▶ Stated problem: Extract the text of each entry below exactly, leaving every image behind.

Extracts from a graphics dataset:
::::::::::

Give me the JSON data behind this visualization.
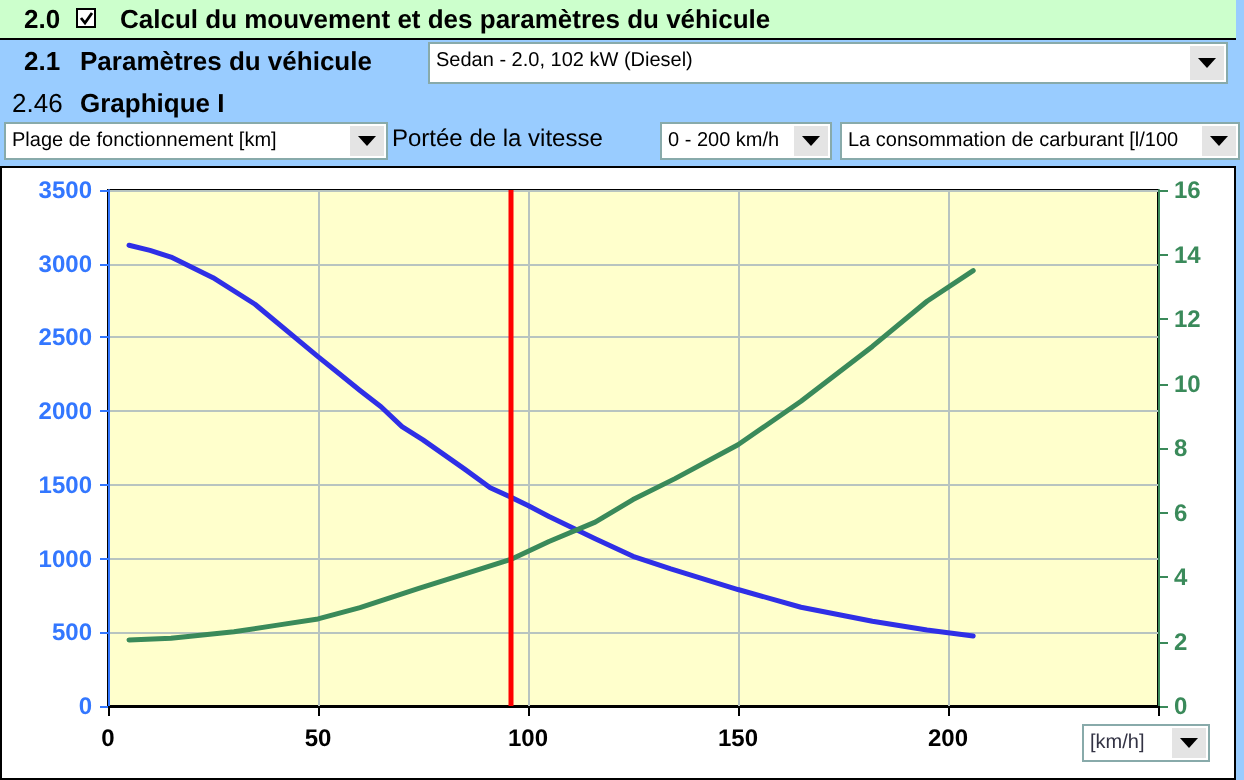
{
  "chart_data": {
    "type": "line",
    "annotations": [
      "2.0",
      "Calcul du mouvement et des paramètres du véhicule",
      "2.1",
      "Paramètres du véhicule",
      "Sedan - 2.0, 102 kW (Diesel)",
      "2.46",
      "Graphique I",
      "Portée de la vitesse",
      "0 - 200 km/h"
    ],
    "ylabel": "Plage de fonctionnement [km]",
    "y2label": "La consommation de carburant [l/100",
    "xlabel": "[km/h]",
    "series": [
      {
        "color": "#2f2fe6",
        "x": [
          5,
          10,
          15,
          25,
          35,
          50,
          55,
          60,
          65,
          70,
          75,
          85,
          91,
          96,
          100,
          105,
          116,
          125,
          134,
          150,
          165,
          182,
          195,
          206
        ],
        "values": [
          3125,
          3090,
          3045,
          2905,
          2725,
          2370,
          2255,
          2140,
          2030,
          1895,
          1805,
          1605,
          1480,
          1415,
          1360,
          1285,
          1135,
          1015,
          930,
          790,
          670,
          575,
          515,
          475
        ]
      },
      {
        "color": "#3a8a5a",
        "axis": "y2",
        "x": [
          5,
          15,
          30,
          40,
          50,
          60,
          74,
          85,
          96,
          105,
          116,
          125,
          135,
          150,
          165,
          182,
          195,
          206
        ],
        "values": [
          2.05,
          2.1,
          2.3,
          2.5,
          2.7,
          3.05,
          3.65,
          4.1,
          4.55,
          5.1,
          5.7,
          6.4,
          7.05,
          8.1,
          9.45,
          11.15,
          12.55,
          13.5
        ]
      }
    ],
    "ref_lines": [
      {
        "axis": "x",
        "value": 96,
        "color": "#ff0000"
      }
    ],
    "xlim": [
      0,
      250
    ],
    "xticks": [
      0,
      50,
      100,
      150,
      200,
      {
        "value": 250,
        "label": null
      }
    ],
    "ylim": [
      0,
      3500
    ],
    "yticks": [
      0,
      500,
      1000,
      1500,
      2000,
      2500,
      3000,
      3500
    ],
    "y2lim": [
      0,
      16
    ],
    "y2ticks": [
      0,
      2,
      4,
      6,
      8,
      10,
      12,
      14,
      16
    ],
    "grid": true,
    "marker": "none",
    "line_style": "solid"
  }
}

::::::::::

▶ Output of the exercise:
Give me the JSON data behind this visualization.
{
  "chart_data": {
    "type": "line",
    "annotations": [
      "2.0",
      "Calcul du mouvement et des paramètres du véhicule",
      "2.1",
      "Paramètres du véhicule",
      "Sedan - 2.0, 102 kW (Diesel)",
      "2.46",
      "Graphique I",
      "Portée de la vitesse",
      "0 - 200 km/h"
    ],
    "ylabel": "Plage de fonctionnement [km]",
    "y2label": "La consommation de carburant [l/100",
    "xlabel": "[km/h]",
    "series": [
      {
        "color": "#2f2fe6",
        "x": [
          5,
          10,
          15,
          25,
          35,
          50,
          55,
          60,
          65,
          70,
          75,
          85,
          91,
          96,
          100,
          105,
          116,
          125,
          134,
          150,
          165,
          182,
          195,
          206
        ],
        "values": [
          3125,
          3090,
          3045,
          2905,
          2725,
          2370,
          2255,
          2140,
          2030,
          1895,
          1805,
          1605,
          1480,
          1415,
          1360,
          1285,
          1135,
          1015,
          930,
          790,
          670,
          575,
          515,
          475
        ]
      },
      {
        "color": "#3a8a5a",
        "axis": "y2",
        "x": [
          5,
          15,
          30,
          40,
          50,
          60,
          74,
          85,
          96,
          105,
          116,
          125,
          135,
          150,
          165,
          182,
          195,
          206
        ],
        "values": [
          2.05,
          2.1,
          2.3,
          2.5,
          2.7,
          3.05,
          3.65,
          4.1,
          4.55,
          5.1,
          5.7,
          6.4,
          7.05,
          8.1,
          9.45,
          11.15,
          12.55,
          13.5
        ]
      }
    ],
    "ref_lines": [
      {
        "axis": "x",
        "value": 96,
        "color": "#ff0000"
      }
    ],
    "xlim": [
      0,
      250
    ],
    "xticks": [
      0,
      50,
      100,
      150,
      200,
      {
        "value": 250,
        "label": null
      }
    ],
    "ylim": [
      0,
      3500
    ],
    "yticks": [
      0,
      500,
      1000,
      1500,
      2000,
      2500,
      3000,
      3500
    ],
    "y2lim": [
      0,
      16
    ],
    "y2ticks": [
      0,
      2,
      4,
      6,
      8,
      10,
      12,
      14,
      16
    ],
    "grid": true,
    "marker": "none",
    "line_style": "solid"
  }
}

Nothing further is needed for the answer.